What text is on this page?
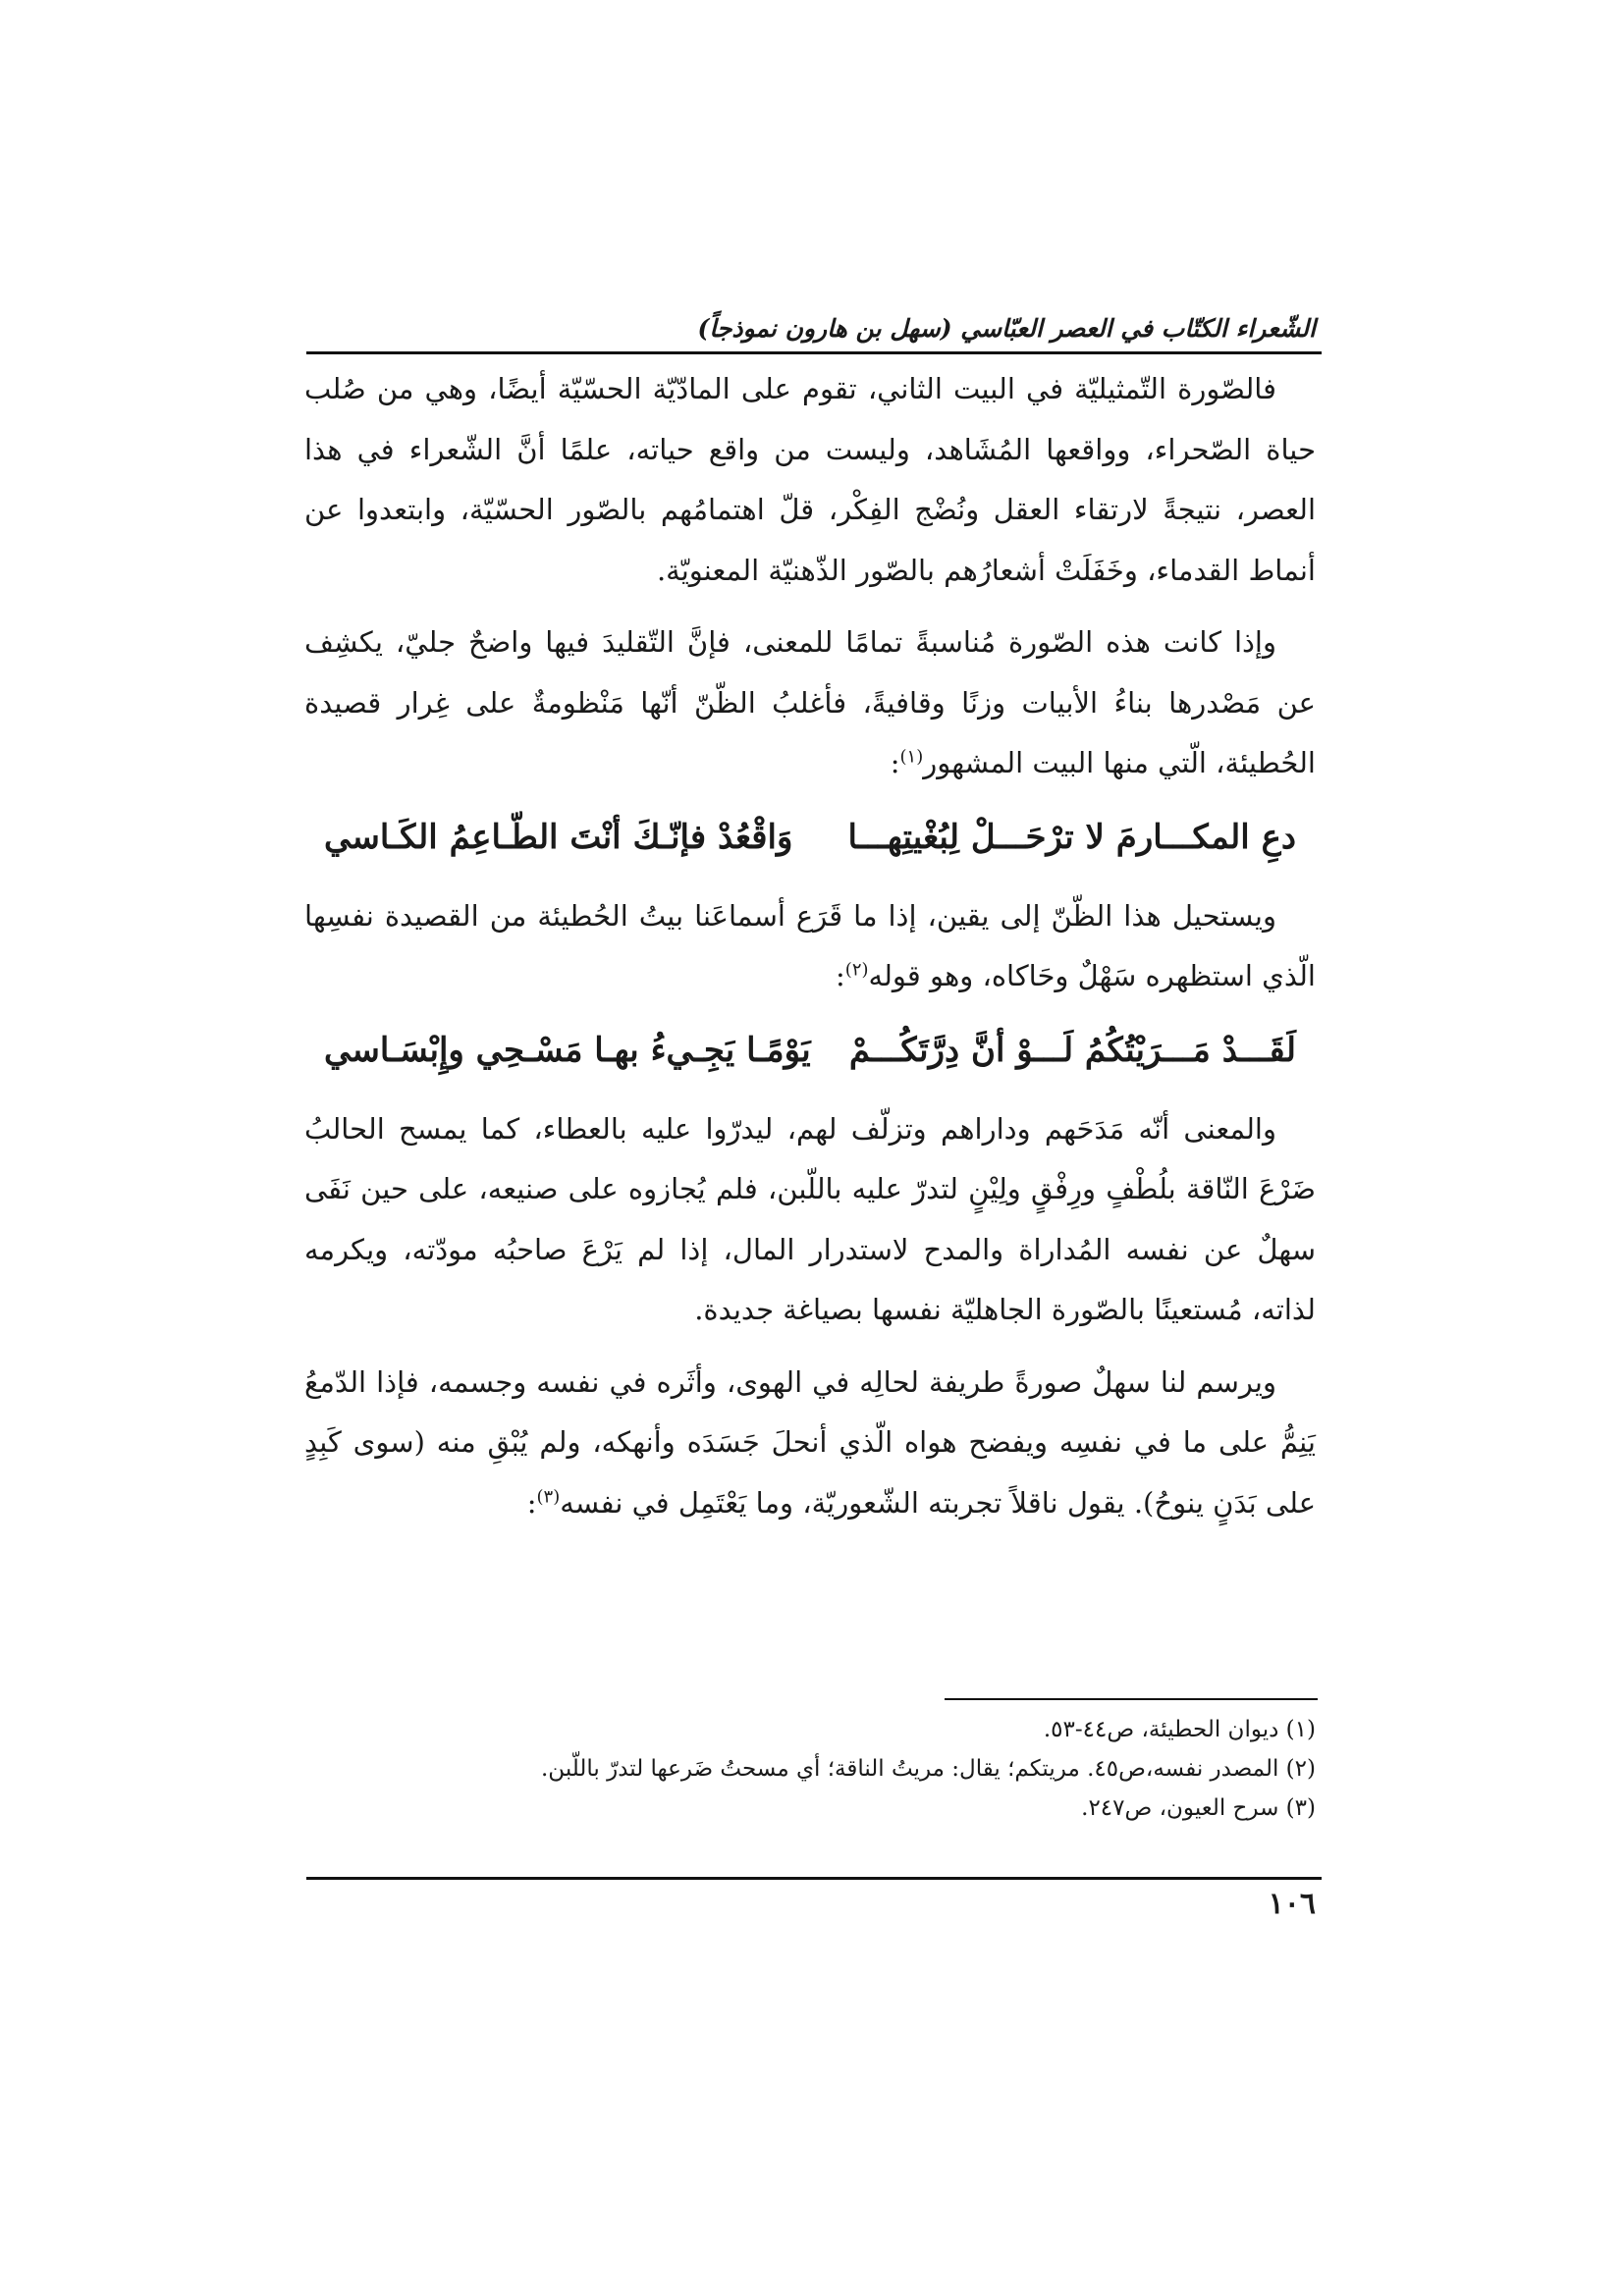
الشّعراء الكتّاب في العصر العبّاسي (سهل بن هارون نموذجاً)

فالصّورة التّمثيليّة في البيت الثاني، تقوم على المادّيّة الحسّيّة أيضًا، وهي من صُلب حياة الصّحراء، وواقعها المُشَاهد، وليست من واقع حياته، علمًا أنَّ الشّعراء في هذا العصر، نتيجةً لارتقاء العقل ونُضْج الفِكْر، قلّ اهتمامُهم بالصّور الحسّيّة، وابتعدوا عن أنماط القدماء، وخَفَلَتْ أشعارُهم بالصّور الذّهنيّة المعنويّة.

وإذا كانت هذه الصّورة مُناسبةً تمامًا للمعنى، فإنَّ التّقليدَ فيها واضحٌ جليّ، يكشِف عن مَصْدرها بناءُ الأبيات وزنًا وقافيةً، فأغلبُ الظّنّ أنّها مَنْظومةٌ على غِرار قصيدة الحُطيئة، الّتي منها البيت المشهور$^{(١)}$:

دعِ المكـــارمَ لا ترْحَـــلْ لِبُغْيتِهـــا
وَاقْعُدْ فإنّـكَ أنْتَ الطّـاعِمُ الكَـاسي

ويستحيل هذا الظّنّ إلى يقين، إذا ما قَرَع أسماعَنا بيتُ الحُطيئة من القصيدة نفسِها الّذي استظهره سَهْلٌ وحَاكاه، وهو قوله$^{(٢)}$:

لَقَـــدْ مَـــرَيْتُكُمُ لَـــوْ أنَّ دِرَّتَكُـــمْ
يَوْمًـا يَجِـيءُ بهـا مَسْـحِي وإِبْسَـاسي

والمعنى أنّه مَدَحَهم وداراهم وتزلّف لهم، ليدرّوا عليه بالعطاء، كما يمسح الحالبُ ضَرْعَ النّاقة بلُطْفٍ ورِفْقٍ ولِيْنٍ لتدرّ عليه باللّبن، فلم يُجازوه على صنيعه، على حين نَفَى سهلٌ عن نفسه المُداراة والمدح لاستدرار المال، إذا لم يَرْعَ صاحبُه مودّته، ويكرمه لذاته، مُستعينًا بالصّورة الجاهليّة نفسها بصياغة جديدة.

ويرسم لنا سهلٌ صورةً طريفة لحالِه في الهوى، وأثَره في نفسه وجسمه، فإذا الدّمعُ يَنِمُّ على ما في نفسِه ويفضح هواه الّذي أنحلَ جَسَدَه وأنهكه، ولم يُبْقِ منه (سوى كَبِدٍ على بَدَنٍ ينوحُ). يقول ناقلاً تجربته الشّعوريّة، وما يَعْتَمِل في نفسه$^{(٣)}$:

(١) ديوان الحطيئة، ص٤٤-٥٣.
(٢) المصدر نفسه،ص٤٥. مريتكم؛ يقال: مريتُ الناقة؛ أي مسحتُ ضَرعها لتدرّ باللّبن.
(٣) سرح العيون، ص٢٤٧.
١٠٦
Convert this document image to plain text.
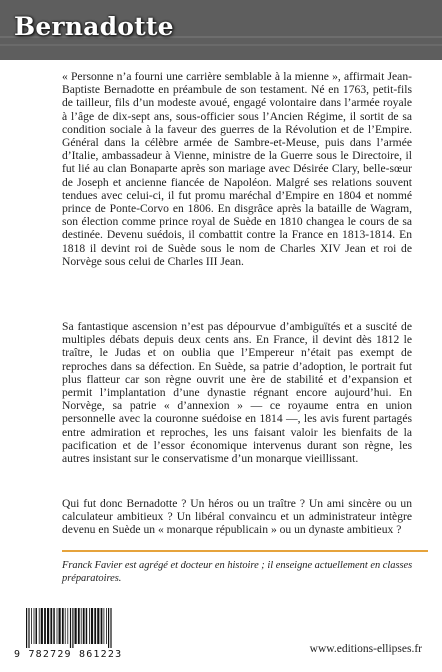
Bernadotte

« Personne n’a fourni une carrière semblable à la mienne », affirmait Jean-Baptiste Bernadotte en préambule de son testament. Né en 1763, petit-fils de tailleur, fils d’un modeste avoué, engagé volontaire dans l’armée royale à l’âge de dix-sept ans, sous-officier sous l’Ancien Régime, il sortit de sa condition sociale à la faveur des guerres de la Révolution et de l’Empire. Général dans la célèbre armée de Sambre-et-Meuse, puis dans l’armée d’Italie, ambassadeur à Vienne, ministre de la Guerre sous le Directoire, il fut lié au clan Bonaparte après son mariage avec Désirée Clary, belle-sœur de Joseph et ancienne fiancée de Napoléon. Malgré ses relations souvent tendues avec celui-ci, il fut promu maréchal d’Empire en 1804 et nommé prince de Ponte-Corvo en 1806. En disgrâce après la bataille de Wagram, son élection comme prince royal de Suède en 1810 changea le cours de sa destinée. Devenu suédois, il combattit contre la France en 1813-1814. En 1818 il devint roi de Suède sous le nom de Charles XIV Jean et roi de Norvège sous celui de Charles III Jean.

Sa fantastique ascension n’est pas dépourvue d’ambiguïtés et a suscité de multiples débats depuis deux cents ans. En France, il devint dès 1812 le traître, le Judas et on oublia que l’Empereur n’était pas exempt de reproches dans sa défection. En Suède, sa patrie d’adoption, le portrait fut plus flatteur car son règne ouvrit une ère de stabilité et d’expansion et permit l’implantation d’une dynastie régnant encore aujourd’hui. En Norvège, sa patrie « d’annexion » — ce royaume entra en union personnelle avec la couronne suédoise en 1814 —, les avis furent partagés entre admiration et reproches, les uns faisant valoir les bienfaits de la pacification et de l’essor économique intervenus durant son règne, les autres insistant sur le conservatisme d’un monarque vieillissant.

Qui fut donc Bernadotte ? Un héros ou un traître ? Un ami sincère ou un calculateur ambitieux ? Un libéral convaincu et un administrateur intègre devenu en Suède un « monarque républicain » ou un dynaste ambitieux ?

Franck Favier est agrégé et docteur en histoire ; il enseigne actuellement en classes préparatoires.
9 782729 861223	www.editions-ellipses.fr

+ + + + + + +

Set task
Output an exact copy of the material, with the pictures removed.

Exercise solution
What text is on this page?
الشّعراء الكتّاب في العصر العبّاسي (سهل بن هارون نموذجاً)

فالصّورة التّمثيليّة في البيت الثاني، تقوم على المادّيّة الحسّيّة أيضًا، وهي من صُلب حياة الصّحراء، وواقعها المُشَاهد، وليست من واقع حياته، علمًا أنَّ الشّعراء في هذا العصر، نتيجةً لارتقاء العقل ونُضْج الفِكْر، قلّ اهتمامُهم بالصّور الحسّيّة، وابتعدوا عن أنماط القدماء، وخَفَلَتْ أشعارُهم بالصّور الذّهنيّة المعنويّة.

وإذا كانت هذه الصّورة مُناسبةً تمامًا للمعنى، فإنَّ التّقليدَ فيها واضحٌ جليّ، يكشِف عن مَصْدرها بناءُ الأبيات وزنًا وقافيةً، فأغلبُ الظّنّ أنّها مَنْظومةٌ على غِرار قصيدة الحُطيئة، الّتي منها البيت المشهور$^{(١)}$:

دعِ المكـــارمَ لا ترْحَـــلْ لِبُغْيتِهـــا
وَاقْعُدْ فإنّـكَ أنْتَ الطّـاعِمُ الكَـاسي

ويستحيل هذا الظّنّ إلى يقين، إذا ما قَرَع أسماعَنا بيتُ الحُطيئة من القصيدة نفسِها الّذي استظهره سَهْلٌ وحَاكاه، وهو قوله$^{(٢)}$:

لَقَـــدْ مَـــرَيْتُكُمُ لَـــوْ أنَّ دِرَّتَكُـــمْ
يَوْمًـا يَجِـيءُ بهـا مَسْـحِي وإِبْسَـاسي

والمعنى أنّه مَدَحَهم وداراهم وتزلّف لهم، ليدرّوا عليه بالعطاء، كما يمسح الحالبُ ضَرْعَ النّاقة بلُطْفٍ ورِفْقٍ ولِيْنٍ لتدرّ عليه باللّبن، فلم يُجازوه على صنيعه، على حين نَفَى سهلٌ عن نفسه المُداراة والمدح لاستدرار المال، إذا لم يَرْعَ صاحبُه مودّته، ويكرمه لذاته، مُستعينًا بالصّورة الجاهليّة نفسها بصياغة جديدة.

ويرسم لنا سهلٌ صورةً طريفة لحالِه في الهوى، وأثَره في نفسه وجسمه، فإذا الدّمعُ يَنِمُّ على ما في نفسِه ويفضح هواه الّذي أنحلَ جَسَدَه وأنهكه، ولم يُبْقِ منه (سوى كَبِدٍ على بَدَنٍ ينوحُ). يقول ناقلاً تجربته الشّعوريّة، وما يَعْتَمِل في نفسه$^{(٣)}$:

(١) ديوان الحطيئة، ص٤٤-٥٣.
(٢) المصدر نفسه،ص٤٥. مريتكم؛ يقال: مريتُ الناقة؛ أي مسحتُ ضَرعها لتدرّ باللّبن.
(٣) سرح العيون، ص٢٤٧.
١٠٦
Convert this document image to plain text.
Bernadotte

« Personne n’a fourni une carrière semblable à la mienne », affirmait Jean-Baptiste Bernadotte en préambule de son testament. Né en 1763, petit-fils de tailleur, fils d’un modeste avoué, engagé volontaire dans l’armée royale à l’âge de dix-sept ans, sous-officier sous l’Ancien Régime, il sortit de sa condition sociale à la faveur des guerres de la Révolution et de l’Empire. Général dans la célèbre armée de Sambre-et-Meuse, puis dans l’armée d’Italie, ambassadeur à Vienne, ministre de la Guerre sous le Directoire, il fut lié au clan Bonaparte après son mariage avec Désirée Clary, belle-sœur de Joseph et ancienne fiancée de Napoléon. Malgré ses relations souvent tendues avec celui-ci, il fut promu maréchal d’Empire en 1804 et nommé prince de Ponte-Corvo en 1806. En disgrâce après la bataille de Wagram, son élection comme prince royal de Suède en 1810 changea le cours de sa destinée. Devenu suédois, il combattit contre la France en 1813-1814. En 1818 il devint roi de Suède sous le nom de Charles XIV Jean et roi de Norvège sous celui de Charles III Jean.

Sa fantastique ascension n’est pas dépourvue d’ambiguïtés et a suscité de multiples débats depuis deux cents ans. En France, il devint dès 1812 le traître, le Judas et on oublia que l’Empereur n’était pas exempt de reproches dans sa défection. En Suède, sa patrie d’adoption, le portrait fut plus flatteur car son règne ouvrit une ère de stabilité et d’expansion et permit l’implantation d’une dynastie régnant encore aujourd’hui. En Norvège, sa patrie « d’annexion » — ce royaume entra en union personnelle avec la couronne suédoise en 1814 —, les avis furent partagés entre admiration et reproches, les uns faisant valoir les bienfaits de la pacification et de l’essor économique intervenus durant son règne, les autres insistant sur le conservatisme d’un monarque vieillissant.

Qui fut donc Bernadotte ? Un héros ou un traître ? Un ami sincère ou un calculateur ambitieux ? Un libéral convaincu et un administrateur intègre devenu en Suède un « monarque républicain » ou un dynaste ambitieux ?

Franck Favier est agrégé et docteur en histoire ; il enseigne actuellement en classes préparatoires.
9 782729 861223	www.editions-ellipses.fr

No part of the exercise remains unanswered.